**** Given data
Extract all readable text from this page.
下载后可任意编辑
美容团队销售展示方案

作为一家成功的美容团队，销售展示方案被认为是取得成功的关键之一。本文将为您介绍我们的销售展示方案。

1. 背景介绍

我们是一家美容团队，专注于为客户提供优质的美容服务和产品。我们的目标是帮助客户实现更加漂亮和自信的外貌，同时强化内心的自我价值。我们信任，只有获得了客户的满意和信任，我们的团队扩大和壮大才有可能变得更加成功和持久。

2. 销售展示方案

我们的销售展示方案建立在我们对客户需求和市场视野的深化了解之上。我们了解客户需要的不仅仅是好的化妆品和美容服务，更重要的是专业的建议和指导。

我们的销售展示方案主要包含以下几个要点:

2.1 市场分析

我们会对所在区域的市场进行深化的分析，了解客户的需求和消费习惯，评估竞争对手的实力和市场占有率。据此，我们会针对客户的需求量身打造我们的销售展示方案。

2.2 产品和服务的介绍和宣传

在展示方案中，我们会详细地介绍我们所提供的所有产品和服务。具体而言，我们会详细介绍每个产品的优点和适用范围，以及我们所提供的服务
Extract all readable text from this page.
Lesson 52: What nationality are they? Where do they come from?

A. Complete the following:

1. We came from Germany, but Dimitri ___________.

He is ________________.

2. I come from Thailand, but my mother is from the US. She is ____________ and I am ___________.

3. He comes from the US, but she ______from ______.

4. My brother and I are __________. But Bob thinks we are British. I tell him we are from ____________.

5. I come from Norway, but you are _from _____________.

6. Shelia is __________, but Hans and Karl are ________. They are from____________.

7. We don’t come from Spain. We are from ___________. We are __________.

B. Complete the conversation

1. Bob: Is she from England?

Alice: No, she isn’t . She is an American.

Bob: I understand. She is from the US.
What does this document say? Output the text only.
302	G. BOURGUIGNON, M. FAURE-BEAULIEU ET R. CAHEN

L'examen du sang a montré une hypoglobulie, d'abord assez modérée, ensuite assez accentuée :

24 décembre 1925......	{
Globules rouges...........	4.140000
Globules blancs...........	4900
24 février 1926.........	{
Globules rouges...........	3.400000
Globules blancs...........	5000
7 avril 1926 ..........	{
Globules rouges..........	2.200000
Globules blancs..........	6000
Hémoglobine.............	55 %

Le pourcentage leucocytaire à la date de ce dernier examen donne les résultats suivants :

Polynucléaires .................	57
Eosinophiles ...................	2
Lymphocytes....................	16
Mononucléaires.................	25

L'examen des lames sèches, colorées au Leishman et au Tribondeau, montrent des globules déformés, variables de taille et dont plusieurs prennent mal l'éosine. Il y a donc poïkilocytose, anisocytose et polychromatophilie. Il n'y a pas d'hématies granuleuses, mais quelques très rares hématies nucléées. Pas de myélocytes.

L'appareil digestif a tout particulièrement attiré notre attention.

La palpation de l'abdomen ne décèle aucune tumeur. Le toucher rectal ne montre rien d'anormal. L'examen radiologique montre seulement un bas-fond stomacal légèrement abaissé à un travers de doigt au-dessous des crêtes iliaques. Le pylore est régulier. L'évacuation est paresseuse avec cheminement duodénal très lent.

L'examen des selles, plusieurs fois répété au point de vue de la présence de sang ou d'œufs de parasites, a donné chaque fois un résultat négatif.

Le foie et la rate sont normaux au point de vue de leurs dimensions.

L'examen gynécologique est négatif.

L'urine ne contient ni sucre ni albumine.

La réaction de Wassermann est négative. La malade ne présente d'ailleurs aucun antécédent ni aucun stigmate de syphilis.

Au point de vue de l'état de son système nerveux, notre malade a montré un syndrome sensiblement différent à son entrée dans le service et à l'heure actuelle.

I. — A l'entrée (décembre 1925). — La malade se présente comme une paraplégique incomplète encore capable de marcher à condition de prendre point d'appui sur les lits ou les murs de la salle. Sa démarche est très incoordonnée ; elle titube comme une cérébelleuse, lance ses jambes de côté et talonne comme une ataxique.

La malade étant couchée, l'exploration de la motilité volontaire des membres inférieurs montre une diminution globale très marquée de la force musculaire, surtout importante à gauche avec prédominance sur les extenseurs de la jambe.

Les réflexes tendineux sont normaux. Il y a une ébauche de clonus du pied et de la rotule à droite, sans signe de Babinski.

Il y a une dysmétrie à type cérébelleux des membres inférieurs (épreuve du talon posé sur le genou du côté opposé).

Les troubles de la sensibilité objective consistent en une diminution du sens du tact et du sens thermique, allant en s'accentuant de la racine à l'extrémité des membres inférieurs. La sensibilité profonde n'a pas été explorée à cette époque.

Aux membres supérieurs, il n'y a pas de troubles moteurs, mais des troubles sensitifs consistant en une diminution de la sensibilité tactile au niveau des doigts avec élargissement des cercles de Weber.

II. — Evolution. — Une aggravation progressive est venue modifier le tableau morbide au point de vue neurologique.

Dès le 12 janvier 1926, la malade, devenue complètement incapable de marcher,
********
Your task is to retype all the records above with nothing left out.

Extract all readable text from this page.
下载后可任意编辑
美容团队销售展示方案

作为一家成功的美容团队，销售展示方案被认为是取得成功的关键之一。本文将为您介绍我们的销售展示方案。

1. 背景介绍

我们是一家美容团队，专注于为客户提供优质的美容服务和产品。我们的目标是帮助客户实现更加漂亮和自信的外貌，同时强化内心的自我价值。我们信任，只有获得了客户的满意和信任，我们的团队扩大和壮大才有可能变得更加成功和持久。

2. 销售展示方案

我们的销售展示方案建立在我们对客户需求和市场视野的深化了解之上。我们了解客户需要的不仅仅是好的化妆品和美容服务，更重要的是专业的建议和指导。

我们的销售展示方案主要包含以下几个要点:

2.1 市场分析

我们会对所在区域的市场进行深化的分析，了解客户的需求和消费习惯，评估竞争对手的实力和市场占有率。据此，我们会针对客户的需求量身打造我们的销售展示方案。

2.2 产品和服务的介绍和宣传

在展示方案中，我们会详细地介绍我们所提供的所有产品和服务。具体而言，我们会详细介绍每个产品的优点和适用范围，以及我们所提供的服务
Extract all readable text from this page.
Lesson 52: What nationality are they? Where do they come from?

A. Complete the following:

1. We came from Germany, but Dimitri ___________.

He is ________________.

2. I come from Thailand, but my mother is from the US. She is ____________ and I am ___________.

3. He comes from the US, but she ______from ______.

4. My brother and I are __________. But Bob thinks we are British. I tell him we are from ____________.

5. I come from Norway, but you are _from _____________.

6. Shelia is __________, but Hans and Karl are ________. They are from____________.

7. We don’t come from Spain. We are from ___________. We are __________.

B. Complete the conversation

1. Bob: Is she from England?

Alice: No, she isn’t . She is an American.

Bob: I understand. She is from the US.
What does this document say? Output the text only.
302	G. BOURGUIGNON, M. FAURE-BEAULIEU ET R. CAHEN

L'examen du sang a montré une hypoglobulie, d'abord assez modérée, ensuite assez accentuée :

24 décembre 1925......	{
Globules rouges...........	4.140000
Globules blancs...........	4900
24 février 1926.........	{
Globules rouges...........	3.400000
Globules blancs...........	5000
7 avril 1926 ..........	{
Globules rouges..........	2.200000
Globules blancs..........	6000
Hémoglobine.............	55 %

Le pourcentage leucocytaire à la date de ce dernier examen donne les résultats suivants :

Polynucléaires .................	57
Eosinophiles ...................	2
Lymphocytes....................	16
Mononucléaires.................	25

L'examen des lames sèches, colorées au Leishman et au Tribondeau, montrent des globules déformés, variables de taille et dont plusieurs prennent mal l'éosine. Il y a donc poïkilocytose, anisocytose et polychromatophilie. Il n'y a pas d'hématies granuleuses, mais quelques très rares hématies nucléées. Pas de myélocytes.

L'appareil digestif a tout particulièrement attiré notre attention.

La palpation de l'abdomen ne décèle aucune tumeur. Le toucher rectal ne montre rien d'anormal. L'examen radiologique montre seulement un bas-fond stomacal légèrement abaissé à un travers de doigt au-dessous des crêtes iliaques. Le pylore est régulier. L'évacuation est paresseuse avec cheminement duodénal très lent.

L'examen des selles, plusieurs fois répété au point de vue de la présence de sang ou d'œufs de parasites, a donné chaque fois un résultat négatif.

Le foie et la rate sont normaux au point de vue de leurs dimensions.

L'examen gynécologique est négatif.

L'urine ne contient ni sucre ni albumine.

La réaction de Wassermann est négative. La malade ne présente d'ailleurs aucun antécédent ni aucun stigmate de syphilis.

Au point de vue de l'état de son système nerveux, notre malade a montré un syndrome sensiblement différent à son entrée dans le service et à l'heure actuelle.

I. — A l'entrée (décembre 1925). — La malade se présente comme une paraplégique incomplète encore capable de marcher à condition de prendre point d'appui sur les lits ou les murs de la salle. Sa démarche est très incoordonnée ; elle titube comme une cérébelleuse, lance ses jambes de côté et talonne comme une ataxique.

La malade étant couchée, l'exploration de la motilité volontaire des membres inférieurs montre une diminution globale très marquée de la force musculaire, surtout importante à gauche avec prédominance sur les extenseurs de la jambe.

Les réflexes tendineux sont normaux. Il y a une ébauche de clonus du pied et de la rotule à droite, sans signe de Babinski.

Il y a une dysmétrie à type cérébelleux des membres inférieurs (épreuve du talon posé sur le genou du côté opposé).

Les troubles de la sensibilité objective consistent en une diminution du sens du tact et du sens thermique, allant en s'accentuant de la racine à l'extrémité des membres inférieurs. La sensibilité profonde n'a pas été explorée à cette époque.

Aux membres supérieurs, il n'y a pas de troubles moteurs, mais des troubles sensitifs consistant en une diminution de la sensibilité tactile au niveau des doigts avec élargissement des cercles de Weber.

II. — Evolution. — Une aggravation progressive est venue modifier le tableau morbide au point de vue neurologique.

Dès le 12 janvier 1926, la malade, devenue complètement incapable de marcher,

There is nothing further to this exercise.